* Written exercise
Begin at the line containing "Extract all readable text from this page." and give again every line to the end of the records, exactly, without the pictures.

[Stored records]
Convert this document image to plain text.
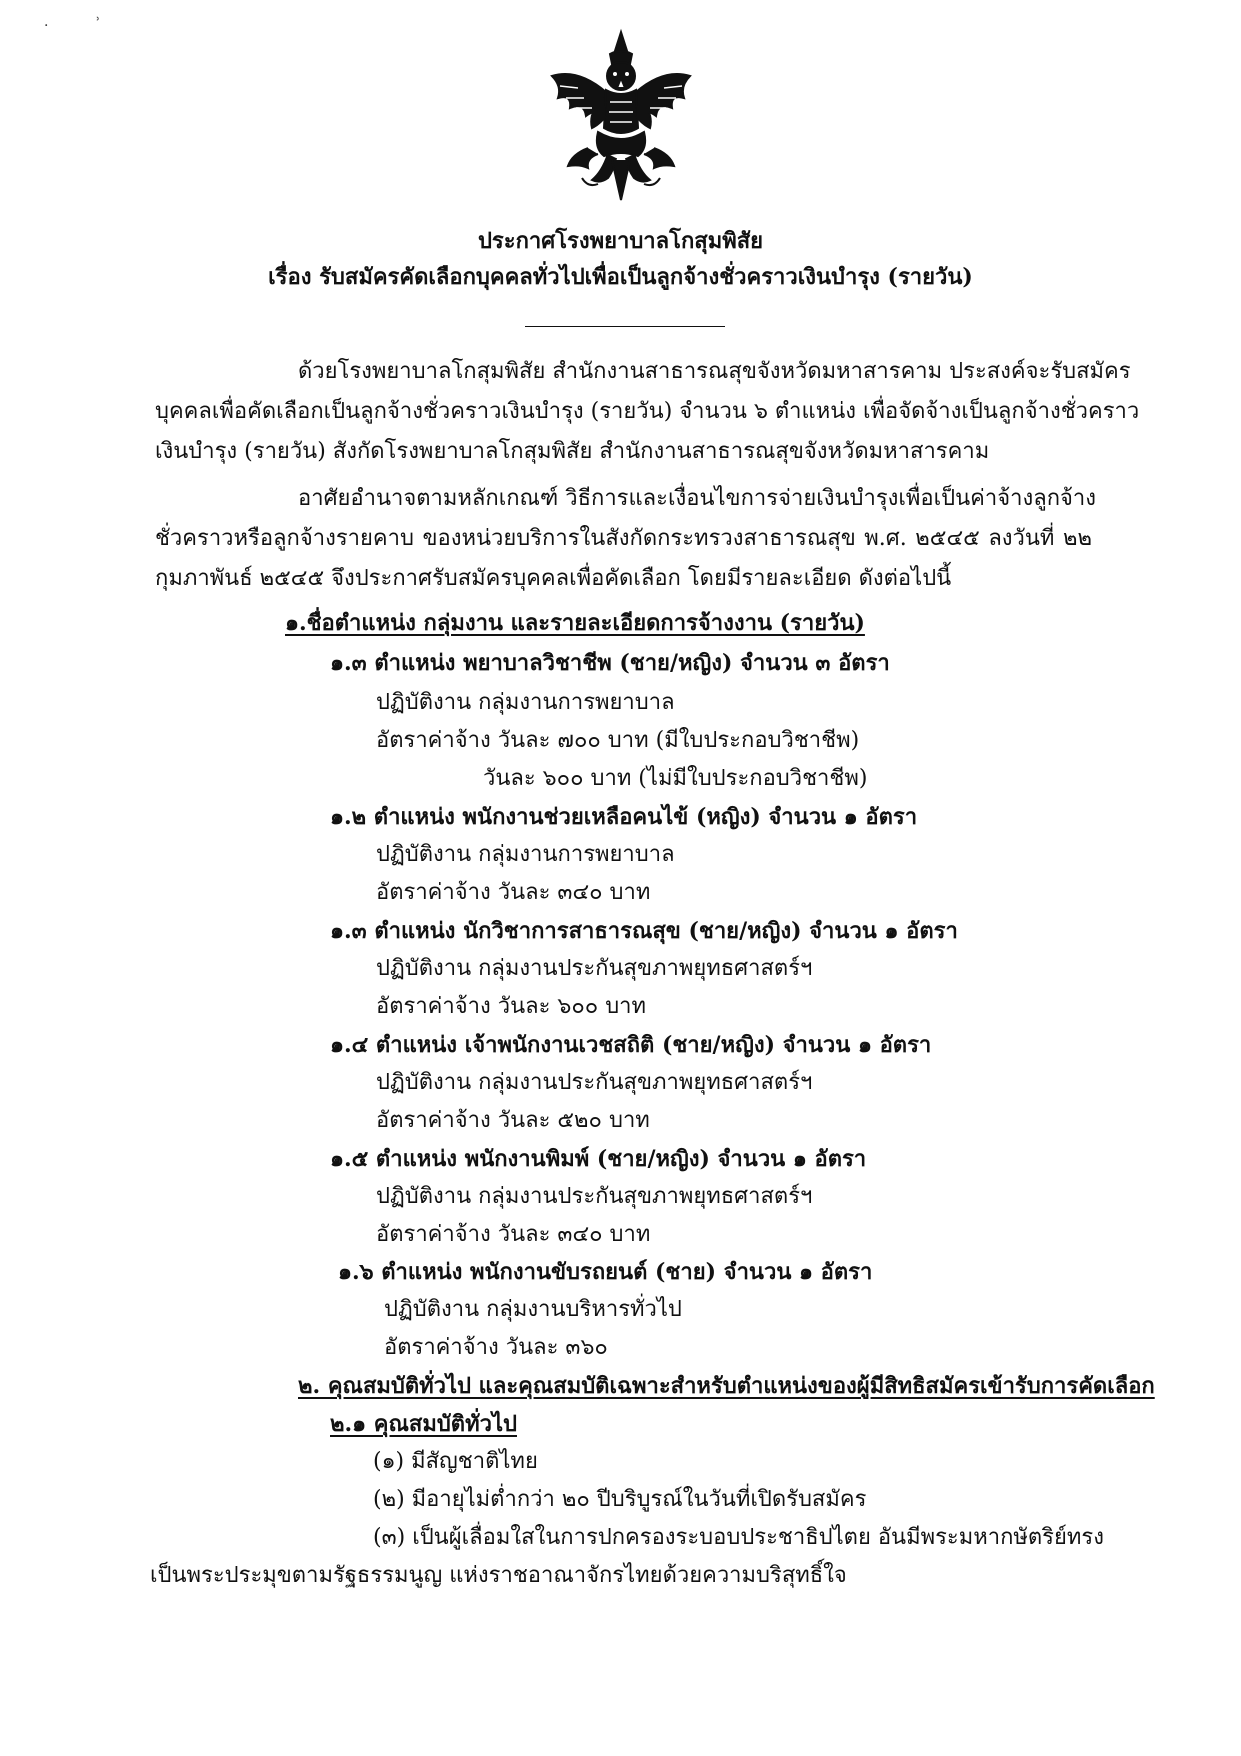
·	˒
ประกาศโรงพยาบาลโกสุมพิสัย
เรื่อง รับสมัครคัดเลือกบุคคลทั่วไปเพื่อเป็นลูกจ้างชั่วคราวเงินบำรุง (รายวัน)
ด้วยโรงพยาบาลโกสุมพิสัย สำนักงานสาธารณสุขจังหวัดมหาสารคาม ประสงค์จะรับสมัคร
บุคคลเพื่อคัดเลือกเป็นลูกจ้างชั่วคราวเงินบำรุง (รายวัน) จำนวน ๖ ตำแหน่ง เพื่อจัดจ้างเป็นลูกจ้างชั่วคราว
เงินบำรุง (รายวัน) สังกัดโรงพยาบาลโกสุมพิสัย สำนักงานสาธารณสุขจังหวัดมหาสารคาม
อาศัยอำนาจตามหลักเกณฑ์ วิธีการและเงื่อนไขการจ่ายเงินบำรุงเพื่อเป็นค่าจ้างลูกจ้าง
ชั่วคราวหรือลูกจ้างรายคาบ ของหน่วยบริการในสังกัดกระทรวงสาธารณสุข พ.ศ. ๒๕๔๕ ลงวันที่ ๒๒
กุมภาพันธ์ ๒๕๔๕ จึงประกาศรับสมัครบุคคลเพื่อคัดเลือก โดยมีรายละเอียด ดังต่อไปนี้
๑.ชื่อตำแหน่ง กลุ่มงาน และรายละเอียดการจ้างงาน (รายวัน)
๑.๓ ตำแหน่ง พยาบาลวิชาชีพ (ชาย/หญิง) จำนวน ๓ อัตรา
ปฏิบัติงาน กลุ่มงานการพยาบาล
อัตราค่าจ้าง วันละ ๗๐๐ บาท (มีใบประกอบวิชาชีพ)
วันละ ๖๐๐ บาท (ไม่มีใบประกอบวิชาชีพ)
๑.๒ ตำแหน่ง พนักงานช่วยเหลือคนไข้ (หญิง) จำนวน ๑ อัตรา
ปฏิบัติงาน กลุ่มงานการพยาบาล
อัตราค่าจ้าง วันละ ๓๔๐ บาท
๑.๓ ตำแหน่ง นักวิชาการสาธารณสุข (ชาย/หญิง) จำนวน ๑ อัตรา
ปฏิบัติงาน กลุ่มงานประกันสุขภาพยุทธศาสตร์ฯ
อัตราค่าจ้าง วันละ ๖๐๐ บาท
๑.๔ ตำแหน่ง เจ้าพนักงานเวชสถิติ (ชาย/หญิง) จำนวน ๑ อัตรา
ปฏิบัติงาน กลุ่มงานประกันสุขภาพยุทธศาสตร์ฯ
อัตราค่าจ้าง วันละ ๕๒๐ บาท
๑.๕ ตำแหน่ง พนักงานพิมพ์ (ชาย/หญิง) จำนวน ๑ อัตรา
ปฏิบัติงาน กลุ่มงานประกันสุขภาพยุทธศาสตร์ฯ
อัตราค่าจ้าง วันละ ๓๔๐ บาท
๑.๖ ตำแหน่ง พนักงานขับรถยนต์ (ชาย) จำนวน ๑ อัตรา
ปฏิบัติงาน กลุ่มงานบริหารทั่วไป
อัตราค่าจ้าง วันละ ๓๖๐
๒. คุณสมบัติทั่วไป และคุณสมบัติเฉพาะสำหรับตำแหน่งของผู้มีสิทธิสมัครเข้ารับการคัดเลือก
๒.๑ คุณสมบัติทั่วไป
(๑) มีสัญชาติไทย
(๒) มีอายุไม่ต่ำกว่า ๒๐ ปีบริบูรณ์ในวันที่เปิดรับสมัคร
(๓) เป็นผู้เลื่อมใสในการปกครองระบอบประชาธิปไตย อันมีพระมหากษัตริย์ทรง
เป็นพระประมุขตามรัฐธรรมนูญ แห่งราชอาณาจักรไทยด้วยความบริสุทธิ์ใจ
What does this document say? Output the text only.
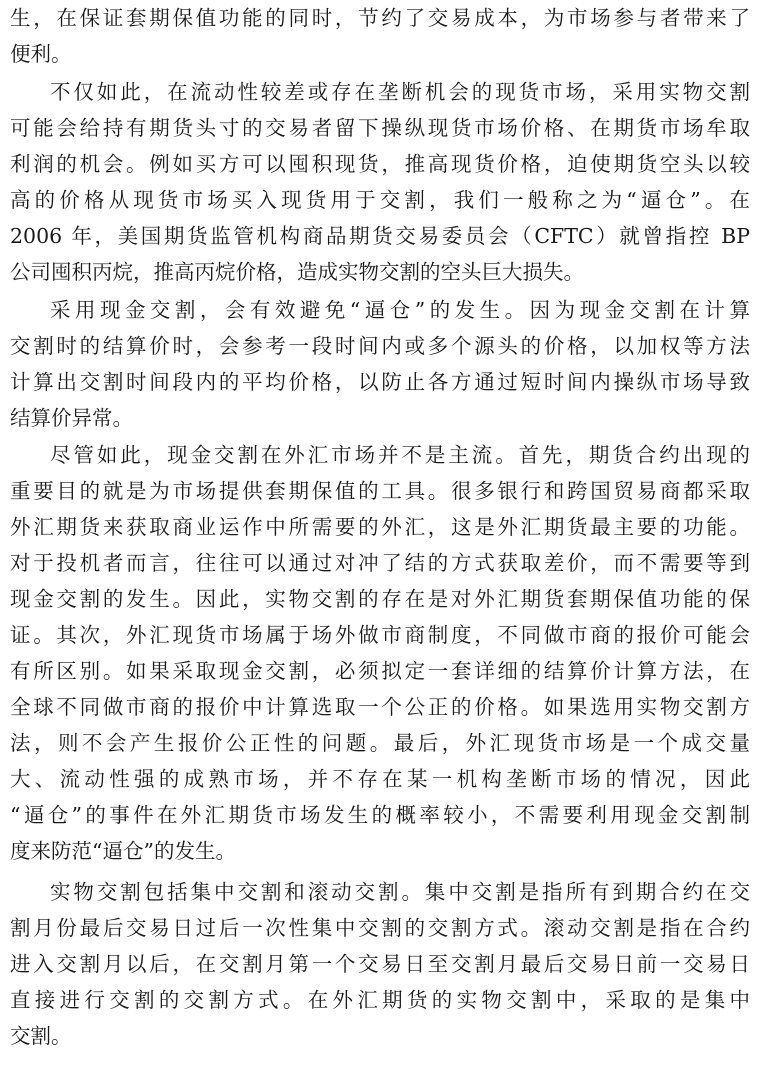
生，在保证套期保值功能的同时，节约了交易成本，为市场参与者带来了
便利。
不仅如此，在流动性较差或存在垄断机会的现货市场，采用实物交割
可能会给持有期货头寸的交易者留下操纵现货市场价格、在期货市场牟取
利润的机会。例如买方可以囤积现货，推高现货价格，迫使期货空头以较
高的价格从现货市场买入现货用于交割，我们一般称之为“逼仓”。在
2006 年，美国期货监管机构商品期货交易委员会（CFTC）就曾指控 BP
公司囤积丙烷，推高丙烷价格，造成实物交割的空头巨大损失。
采用现金交割，会有效避免“逼仓”的发生。因为现金交割在计算
交割时的结算价时，会参考一段时间内或多个源头的价格，以加权等方法
计算出交割时间段内的平均价格，以防止各方通过短时间内操纵市场导致
结算价异常。
尽管如此，现金交割在外汇市场并不是主流。首先，期货合约出现的
重要目的就是为市场提供套期保值的工具。很多银行和跨国贸易商都采取
外汇期货来获取商业运作中所需要的外汇，这是外汇期货最主要的功能。
对于投机者而言，往往可以通过对冲了结的方式获取差价，而不需要等到
现金交割的发生。因此，实物交割的存在是对外汇期货套期保值功能的保
证。其次，外汇现货市场属于场外做市商制度，不同做市商的报价可能会
有所区别。如果采取现金交割，必须拟定一套详细的结算价计算方法，在
全球不同做市商的报价中计算选取一个公正的价格。如果选用实物交割方
法，则不会产生报价公正性的问题。最后，外汇现货市场是一个成交量
大、流动性强的成熟市场，并不存在某一机构垄断市场的情况，因此
“逼仓”的事件在外汇期货市场发生的概率较小，不需要利用现金交割制
度来防范“逼仓”的发生。
实物交割包括集中交割和滚动交割。集中交割是指所有到期合约在交
割月份最后交易日过后一次性集中交割的交割方式。滚动交割是指在合约
进入交割月以后，在交割月第一个交易日至交割月最后交易日前一交易日
直接进行交割的交割方式。在外汇期货的实物交割中，采取的是集中
交割。
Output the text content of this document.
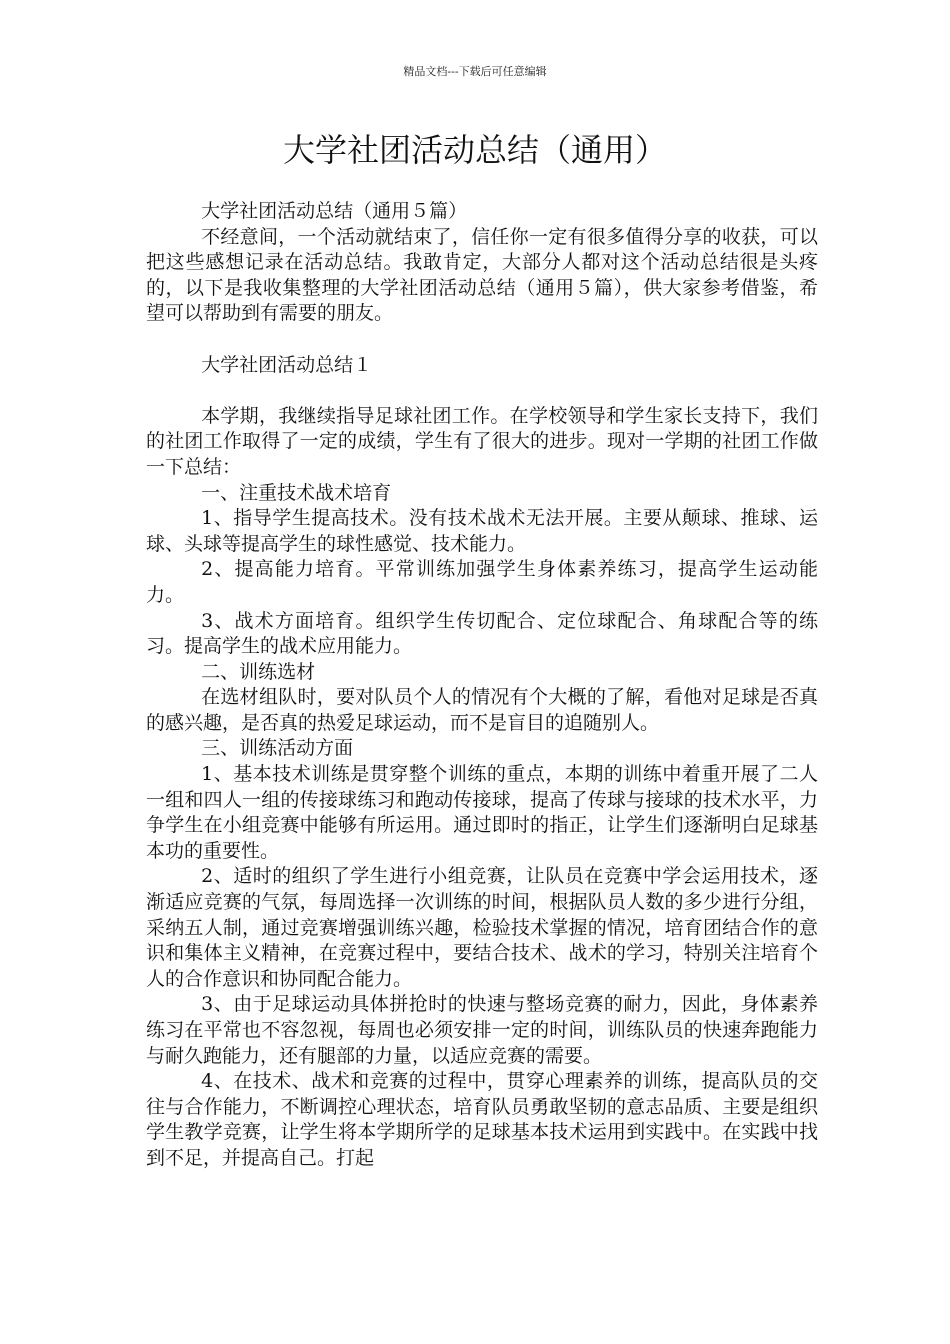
精品文档---下载后可任意编辑
大学社团活动总结（通用）

大学社团活动总结（通用５篇）

不经意间，一个活动就结束了，信任你一定有很多值得分享的收获，可以把这些感想记录在活动总结。我敢肯定，大部分人都对这个活动总结很是头疼的，以下是我收集整理的大学社团活动总结（通用５篇），供大家参考借鉴，希望可以帮助到有需要的朋友。

大学社团活动总结１

本学期，我继续指导足球社团工作。在学校领导和学生家长支持下，我们的社团工作取得了一定的成绩，学生有了很大的进步。现对一学期的社团工作做一下总结：

一、注重技术战术培育

1、指导学生提高技术。没有技术战术无法开展。主要从颠球、推球、运球、头球等提高学生的球性感觉、技术能力。

2、提高能力培育。平常训练加强学生身体素养练习，提高学生运动能力。

3、战术方面培育。组织学生传切配合、定位球配合、角球配合等的练习。提高学生的战术应用能力。

二、训练选材

在选材组队时，要对队员个人的情况有个大概的了解，看他对足球是否真的感兴趣，是否真的热爱足球运动，而不是盲目的追随别人。

三、训练活动方面

1、基本技术训练是贯穿整个训练的重点，本期的训练中着重开展了二人一组和四人一组的传接球练习和跑动传接球，提高了传球与接球的技术水平，力争学生在小组竞赛中能够有所运用。通过即时的指正，让学生们逐渐明白足球基本功的重要性。

2、适时的组织了学生进行小组竞赛，让队员在竞赛中学会运用技术，逐渐适应竞赛的气氛，每周选择一次训练的时间，根据队员人数的多少进行分组，采纳五人制，通过竞赛增强训练兴趣，检验技术掌握的情况，培育团结合作的意识和集体主义精神，在竞赛过程中，要结合技术、战术的学习，特别关注培育个人的合作意识和协同配合能力。

3、由于足球运动具体拼抢时的快速与整场竞赛的耐力，因此，身体素养练习在平常也不容忽视，每周也必须安排一定的时间，训练队员的快速奔跑能力与耐久跑能力，还有腿部的力量，以适应竞赛的需要。

4、在技术、战术和竞赛的过程中，贯穿心理素养的训练，提高队员的交往与合作能力，不断调控心理状态，培育队员勇敢坚韧的意志品质、主要是组织学生教学竞赛，让学生将本学期所学的足球基本技术运用到实践中。在实践中找到不足，并提高自己。打起
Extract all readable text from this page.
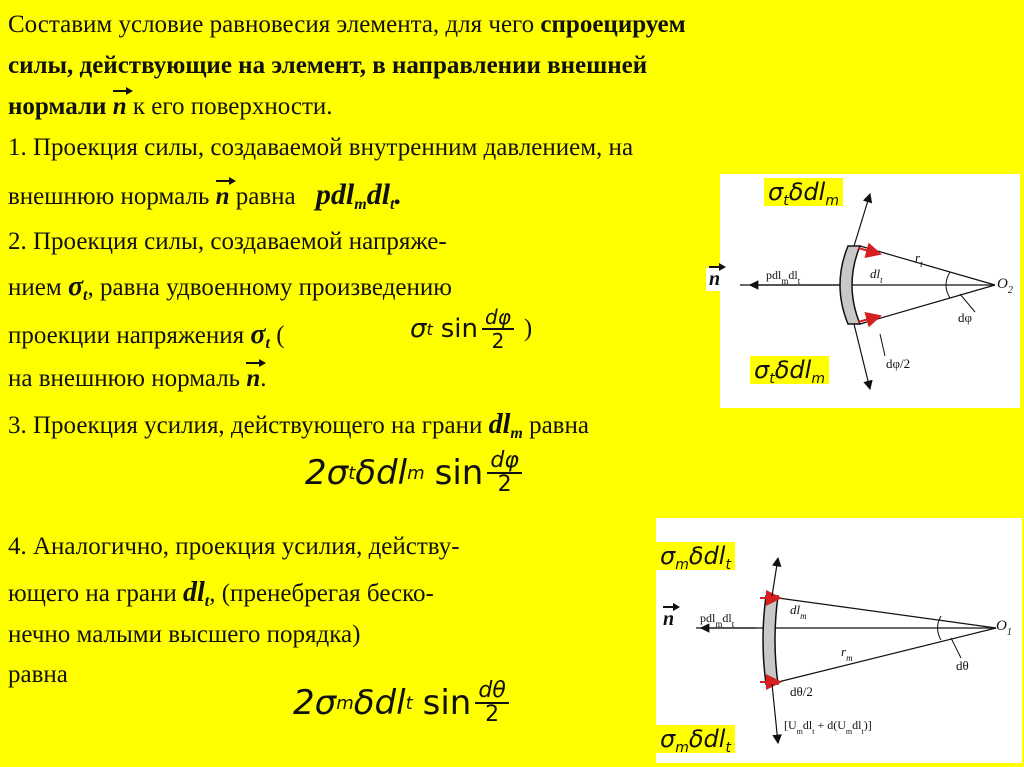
Составим условие равновесия элемента, для чего спроецируем
силы, действующие на элемент, в направлении внешней
нормали n к его поверхности.
1. Проекция силы, создаваемой внутренним давлением, на
внешнюю нормаль n равна $pdl_mdl_t$.
2. Проекция силы, создаваемой напряже-
нием $\sigma_t$, равна удвоенному произведению
проекции напряжения $\sigma_t$ (	σ t $\sin \frac{d\varphi}{2}$ )
на внешнюю нормаль n.
3. Проекция усилия, действующего на грани $dl_m$ равна
2σ t δdl m $\sin \frac{d\varphi}{2}$
4. Аналогично, проекция усилия, действу-
ющего на грани $dl_t$, (пренебрегая беско-
нечно малыми высшего порядка)
равна
2σ m δdl t $\sin \frac{d\theta}{2}$
$\sigma_t\delta dl_m$
$\sigma_t\delta dl_m$
$pdl_mdl_t$	$dl_t$
$r_t$
$O_2$
dφ
dφ/2
n
$\sigma_m\delta dl_t$
$\sigma_m\delta dl_t$
$pdl_mdl_t$
$dl_m$
$r_m$
$O_1$
dθ
dθ/2
$[U_mdl_t + d(U_mdl_t)]$
n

* Complete output
Extract all readable text from this page.
Составим условие равновесия элемента, для чего спроецируем
силы, действующие на элемент, в направлении внешней
нормали n к его поверхности.
1. Проекция силы, создаваемой внутренним давлением, на
внешнюю нормаль n равна $pdl_mdl_t$.
2. Проекция силы, создаваемой напряже-
нием $\sigma_t$, равна удвоенному произведению
проекции напряжения $\sigma_t$ (	σ t $\sin \frac{d\varphi}{2}$ )
на внешнюю нормаль n.
3. Проекция усилия, действующего на грани $dl_m$ равна
2σ t δdl m $\sin \frac{d\varphi}{2}$
4. Аналогично, проекция усилия, действу-
ющего на грани $dl_t$, (пренебрегая беско-
нечно малыми высшего порядка)
равна
2σ m δdl t $\sin \frac{d\theta}{2}$
$\sigma_t\delta dl_m$
$\sigma_t\delta dl_m$
$pdl_mdl_t$	$dl_t$
$r_t$
$O_2$
dφ
dφ/2
n
$\sigma_m\delta dl_t$
$\sigma_m\delta dl_t$
$pdl_mdl_t$
$dl_m$
$r_m$
$O_1$
dθ
dθ/2
$[U_mdl_t + d(U_mdl_t)]$
n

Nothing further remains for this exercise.